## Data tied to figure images
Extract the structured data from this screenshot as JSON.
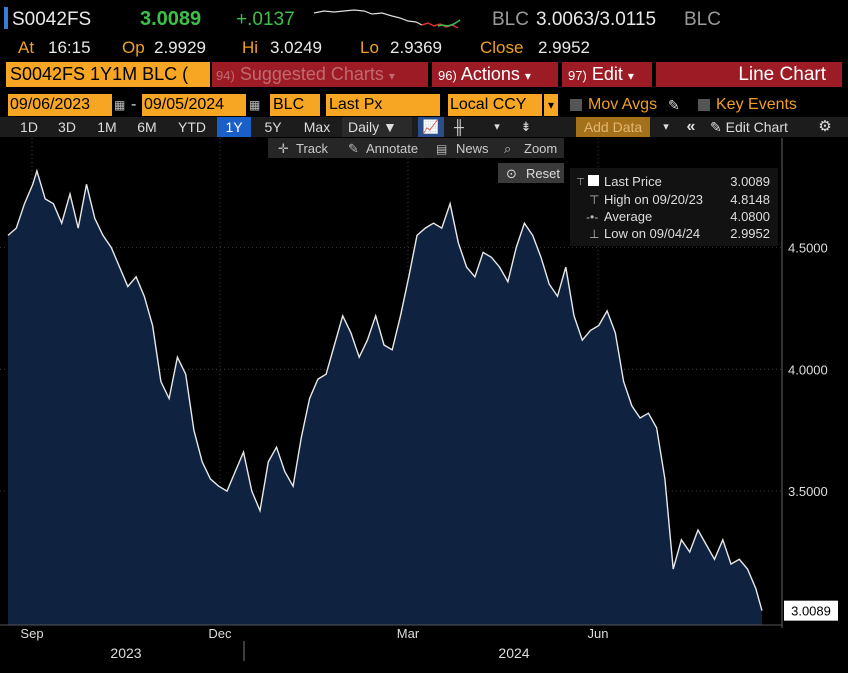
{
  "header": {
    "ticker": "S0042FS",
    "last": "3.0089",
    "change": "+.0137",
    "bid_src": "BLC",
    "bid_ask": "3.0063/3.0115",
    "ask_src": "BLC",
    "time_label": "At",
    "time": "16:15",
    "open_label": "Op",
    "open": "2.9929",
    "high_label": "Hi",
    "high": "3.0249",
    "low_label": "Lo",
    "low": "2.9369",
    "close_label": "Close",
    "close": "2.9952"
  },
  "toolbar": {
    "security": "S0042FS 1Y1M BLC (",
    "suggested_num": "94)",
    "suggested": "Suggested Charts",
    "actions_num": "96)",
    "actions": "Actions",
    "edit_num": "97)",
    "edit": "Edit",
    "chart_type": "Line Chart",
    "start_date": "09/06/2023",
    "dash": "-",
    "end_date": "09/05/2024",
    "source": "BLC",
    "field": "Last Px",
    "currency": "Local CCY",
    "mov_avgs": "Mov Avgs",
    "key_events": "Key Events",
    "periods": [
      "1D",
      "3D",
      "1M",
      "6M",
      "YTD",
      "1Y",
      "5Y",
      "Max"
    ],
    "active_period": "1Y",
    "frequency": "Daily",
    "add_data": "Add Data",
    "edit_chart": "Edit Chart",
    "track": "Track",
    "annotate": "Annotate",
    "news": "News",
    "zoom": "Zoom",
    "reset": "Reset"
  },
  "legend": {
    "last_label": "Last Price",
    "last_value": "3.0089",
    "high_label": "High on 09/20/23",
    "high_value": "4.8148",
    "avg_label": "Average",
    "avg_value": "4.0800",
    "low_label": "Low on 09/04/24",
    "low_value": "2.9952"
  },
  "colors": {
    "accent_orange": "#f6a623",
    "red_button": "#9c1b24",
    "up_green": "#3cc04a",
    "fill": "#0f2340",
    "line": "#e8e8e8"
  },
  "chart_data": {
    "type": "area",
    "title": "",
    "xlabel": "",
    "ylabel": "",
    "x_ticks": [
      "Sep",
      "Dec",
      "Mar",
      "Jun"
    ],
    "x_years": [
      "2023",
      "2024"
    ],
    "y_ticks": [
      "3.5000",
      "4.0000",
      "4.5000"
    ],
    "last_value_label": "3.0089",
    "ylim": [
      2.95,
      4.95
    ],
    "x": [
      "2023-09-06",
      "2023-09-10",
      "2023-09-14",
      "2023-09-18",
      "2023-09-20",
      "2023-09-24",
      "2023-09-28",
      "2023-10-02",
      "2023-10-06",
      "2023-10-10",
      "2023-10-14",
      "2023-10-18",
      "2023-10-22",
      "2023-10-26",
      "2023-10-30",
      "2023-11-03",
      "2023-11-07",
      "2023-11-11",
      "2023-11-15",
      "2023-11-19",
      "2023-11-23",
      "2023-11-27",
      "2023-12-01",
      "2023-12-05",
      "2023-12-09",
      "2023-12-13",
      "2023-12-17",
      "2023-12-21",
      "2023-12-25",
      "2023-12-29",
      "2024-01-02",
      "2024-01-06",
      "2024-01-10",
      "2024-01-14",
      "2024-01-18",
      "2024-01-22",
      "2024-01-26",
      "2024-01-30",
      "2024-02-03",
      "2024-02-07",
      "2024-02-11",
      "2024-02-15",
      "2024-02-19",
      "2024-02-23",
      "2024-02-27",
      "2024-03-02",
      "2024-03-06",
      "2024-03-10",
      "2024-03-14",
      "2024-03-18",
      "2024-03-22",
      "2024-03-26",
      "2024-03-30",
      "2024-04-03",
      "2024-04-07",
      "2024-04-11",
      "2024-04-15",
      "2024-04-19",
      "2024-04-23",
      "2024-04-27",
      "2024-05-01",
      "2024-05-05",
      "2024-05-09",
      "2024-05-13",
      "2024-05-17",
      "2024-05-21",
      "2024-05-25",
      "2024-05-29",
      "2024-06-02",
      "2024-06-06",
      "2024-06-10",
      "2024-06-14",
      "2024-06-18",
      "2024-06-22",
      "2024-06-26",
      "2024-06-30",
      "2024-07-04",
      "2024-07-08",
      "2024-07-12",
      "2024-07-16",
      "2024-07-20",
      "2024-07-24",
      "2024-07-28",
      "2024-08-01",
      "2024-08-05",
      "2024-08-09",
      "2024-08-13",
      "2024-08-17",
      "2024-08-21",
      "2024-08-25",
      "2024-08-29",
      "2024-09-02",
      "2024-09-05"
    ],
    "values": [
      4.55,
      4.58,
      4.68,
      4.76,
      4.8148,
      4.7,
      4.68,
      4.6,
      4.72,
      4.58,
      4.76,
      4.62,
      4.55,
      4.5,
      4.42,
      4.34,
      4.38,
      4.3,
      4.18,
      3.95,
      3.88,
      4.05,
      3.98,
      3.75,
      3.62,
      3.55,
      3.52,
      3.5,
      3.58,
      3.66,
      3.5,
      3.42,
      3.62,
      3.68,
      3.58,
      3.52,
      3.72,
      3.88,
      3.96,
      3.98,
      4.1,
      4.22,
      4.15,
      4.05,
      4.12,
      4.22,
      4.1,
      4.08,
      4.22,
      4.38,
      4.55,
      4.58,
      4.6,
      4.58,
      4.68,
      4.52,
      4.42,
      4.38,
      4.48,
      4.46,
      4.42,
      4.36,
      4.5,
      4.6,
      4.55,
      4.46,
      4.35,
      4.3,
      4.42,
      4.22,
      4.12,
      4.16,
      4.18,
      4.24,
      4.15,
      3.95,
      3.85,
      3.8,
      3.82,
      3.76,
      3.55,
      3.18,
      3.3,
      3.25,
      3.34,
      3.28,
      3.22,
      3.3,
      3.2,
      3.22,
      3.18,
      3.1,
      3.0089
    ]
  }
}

## Directions
Output all of the entries verbatim, leaving out any images.

## Solution for this problem
Extract the structured data from this screenshot as JSON.
{
  "header": {
    "ticker": "S0042FS",
    "last": "3.0089",
    "change": "+.0137",
    "bid_src": "BLC",
    "bid_ask": "3.0063/3.0115",
    "ask_src": "BLC",
    "time_label": "At",
    "time": "16:15",
    "open_label": "Op",
    "open": "2.9929",
    "high_label": "Hi",
    "high": "3.0249",
    "low_label": "Lo",
    "low": "2.9369",
    "close_label": "Close",
    "close": "2.9952"
  },
  "toolbar": {
    "security": "S0042FS 1Y1M BLC (",
    "suggested_num": "94)",
    "suggested": "Suggested Charts",
    "actions_num": "96)",
    "actions": "Actions",
    "edit_num": "97)",
    "edit": "Edit",
    "chart_type": "Line Chart",
    "start_date": "09/06/2023",
    "dash": "-",
    "end_date": "09/05/2024",
    "source": "BLC",
    "field": "Last Px",
    "currency": "Local CCY",
    "mov_avgs": "Mov Avgs",
    "key_events": "Key Events",
    "periods": [
      "1D",
      "3D",
      "1M",
      "6M",
      "YTD",
      "1Y",
      "5Y",
      "Max"
    ],
    "active_period": "1Y",
    "frequency": "Daily",
    "add_data": "Add Data",
    "edit_chart": "Edit Chart",
    "track": "Track",
    "annotate": "Annotate",
    "news": "News",
    "zoom": "Zoom",
    "reset": "Reset"
  },
  "legend": {
    "last_label": "Last Price",
    "last_value": "3.0089",
    "high_label": "High on 09/20/23",
    "high_value": "4.8148",
    "avg_label": "Average",
    "avg_value": "4.0800",
    "low_label": "Low on 09/04/24",
    "low_value": "2.9952"
  },
  "colors": {
    "accent_orange": "#f6a623",
    "red_button": "#9c1b24",
    "up_green": "#3cc04a",
    "fill": "#0f2340",
    "line": "#e8e8e8"
  },
  "chart_data": {
    "type": "area",
    "title": "",
    "xlabel": "",
    "ylabel": "",
    "x_ticks": [
      "Sep",
      "Dec",
      "Mar",
      "Jun"
    ],
    "x_years": [
      "2023",
      "2024"
    ],
    "y_ticks": [
      "3.5000",
      "4.0000",
      "4.5000"
    ],
    "last_value_label": "3.0089",
    "ylim": [
      2.95,
      4.95
    ],
    "x": [
      "2023-09-06",
      "2023-09-10",
      "2023-09-14",
      "2023-09-18",
      "2023-09-20",
      "2023-09-24",
      "2023-09-28",
      "2023-10-02",
      "2023-10-06",
      "2023-10-10",
      "2023-10-14",
      "2023-10-18",
      "2023-10-22",
      "2023-10-26",
      "2023-10-30",
      "2023-11-03",
      "2023-11-07",
      "2023-11-11",
      "2023-11-15",
      "2023-11-19",
      "2023-11-23",
      "2023-11-27",
      "2023-12-01",
      "2023-12-05",
      "2023-12-09",
      "2023-12-13",
      "2023-12-17",
      "2023-12-21",
      "2023-12-25",
      "2023-12-29",
      "2024-01-02",
      "2024-01-06",
      "2024-01-10",
      "2024-01-14",
      "2024-01-18",
      "2024-01-22",
      "2024-01-26",
      "2024-01-30",
      "2024-02-03",
      "2024-02-07",
      "2024-02-11",
      "2024-02-15",
      "2024-02-19",
      "2024-02-23",
      "2024-02-27",
      "2024-03-02",
      "2024-03-06",
      "2024-03-10",
      "2024-03-14",
      "2024-03-18",
      "2024-03-22",
      "2024-03-26",
      "2024-03-30",
      "2024-04-03",
      "2024-04-07",
      "2024-04-11",
      "2024-04-15",
      "2024-04-19",
      "2024-04-23",
      "2024-04-27",
      "2024-05-01",
      "2024-05-05",
      "2024-05-09",
      "2024-05-13",
      "2024-05-17",
      "2024-05-21",
      "2024-05-25",
      "2024-05-29",
      "2024-06-02",
      "2024-06-06",
      "2024-06-10",
      "2024-06-14",
      "2024-06-18",
      "2024-06-22",
      "2024-06-26",
      "2024-06-30",
      "2024-07-04",
      "2024-07-08",
      "2024-07-12",
      "2024-07-16",
      "2024-07-20",
      "2024-07-24",
      "2024-07-28",
      "2024-08-01",
      "2024-08-05",
      "2024-08-09",
      "2024-08-13",
      "2024-08-17",
      "2024-08-21",
      "2024-08-25",
      "2024-08-29",
      "2024-09-02",
      "2024-09-05"
    ],
    "values": [
      4.55,
      4.58,
      4.68,
      4.76,
      4.8148,
      4.7,
      4.68,
      4.6,
      4.72,
      4.58,
      4.76,
      4.62,
      4.55,
      4.5,
      4.42,
      4.34,
      4.38,
      4.3,
      4.18,
      3.95,
      3.88,
      4.05,
      3.98,
      3.75,
      3.62,
      3.55,
      3.52,
      3.5,
      3.58,
      3.66,
      3.5,
      3.42,
      3.62,
      3.68,
      3.58,
      3.52,
      3.72,
      3.88,
      3.96,
      3.98,
      4.1,
      4.22,
      4.15,
      4.05,
      4.12,
      4.22,
      4.1,
      4.08,
      4.22,
      4.38,
      4.55,
      4.58,
      4.6,
      4.58,
      4.68,
      4.52,
      4.42,
      4.38,
      4.48,
      4.46,
      4.42,
      4.36,
      4.5,
      4.6,
      4.55,
      4.46,
      4.35,
      4.3,
      4.42,
      4.22,
      4.12,
      4.16,
      4.18,
      4.24,
      4.15,
      3.95,
      3.85,
      3.8,
      3.82,
      3.76,
      3.55,
      3.18,
      3.3,
      3.25,
      3.34,
      3.28,
      3.22,
      3.3,
      3.2,
      3.22,
      3.18,
      3.1,
      3.0089
    ]
  }
}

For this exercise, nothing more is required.